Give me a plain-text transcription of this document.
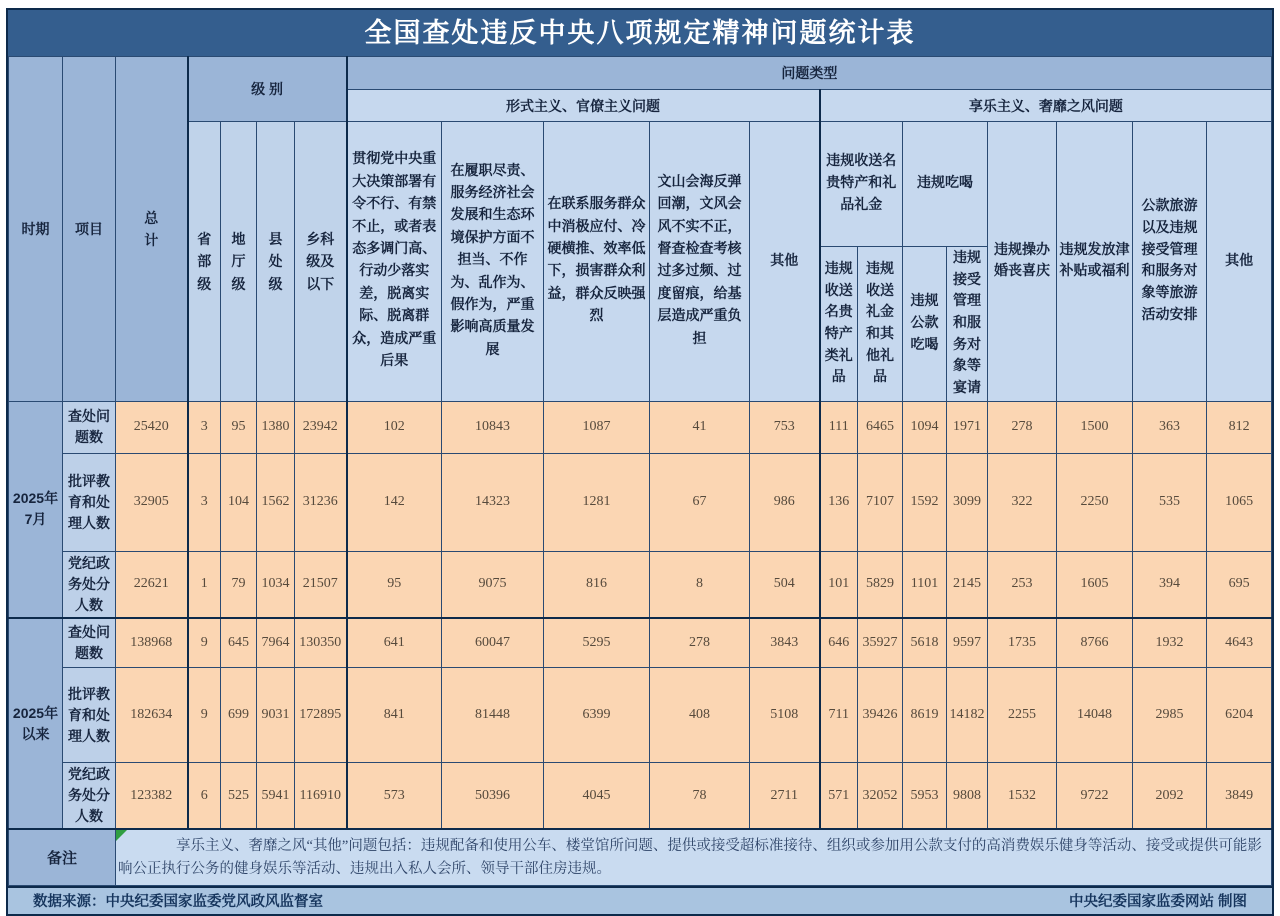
全国查处违反中央八项规定精神问题统计表
时期	项目	总计	级 别				问题类型												
							形式主义、官僚主义问题					享乐主义、奢靡之风问题							

			省部级	地厅级	县处级	乡科级及以下	贯彻党中央重大决策部署有令不行、有禁不止，或者表态多调门高、行动少落实差，脱离实际、脱离群众，造成严重后果	在履职尽责、服务经济社会发展和生态环境保护方面不担当、不作为、乱作为、假作为，严重影响高质量发展	在联系服务群众中消极应付、冷硬横推、效率低下，损害群众利益，群众反映强烈	文山会海反弹回潮，文风会风不实不正，督查检查考核过多过频、过度留痕，给基层造成严重负担	其他	违规收送名贵特产和礼品礼金		违规吃喝		违规操办婚丧喜庆	违规发放津补贴或福利	公款旅游以及违规接受管理和服务对象等旅游活动安排	其他
												违规收送名贵特产类礼品	违规收送礼金和其他礼品	违规公款吃喝	违规接受管理和服务对象等宴请				
2025年7月	查处问题数	25420	3	95	1380	23942	102	10843	1087	41	753	111	6465	1094	1971	278	1500	363	812
	批评教育和处理人数	32905	3	104	1562	31236	142	14323	1281	67	986	136	7107	1592	3099	322	2250	535	1065
	党纪政务处分人数	22621	1	79	1034	21507	95	9075	816	8	504	101	5829	1101	2145	253	1605	394	695
2025年以来	查处问题数	138968	9	645	7964	130350	641	60047	5295	278	3843	646	35927	5618	9597	1735	8766	1932	4643
	批评教育和处理人数	182634	9	699	9031	172895	841	81448	6399	408	5108	711	39426	8619	14182	2255	14048	2985	6204
	党纪政务处分人数	123382	6	525	5941	116910	573	50396	4045	78	2711	571	32052	5953	9808	1532	9722	2092	3849
备注		享乐主义、奢靡之风“其他”问题包括：违规配备和使用公车、楼堂馆所问题、提供或接受超标准接待、组织或参加用公款支付的高消费娱乐健身等活动、接受或提供可能影响公正执行公务的健身娱乐等活动、违规出入私人会所、领导干部住房违规。																	

数据来源：中央纪委国家监委党风政风监督室	中央纪委国家监委网站 制图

> _TASK REQUIREMENTS_
In the entries above, how many lines hold the word "查处问题数"? State the number and nothing else.

> _ANSWER IN FULL_
2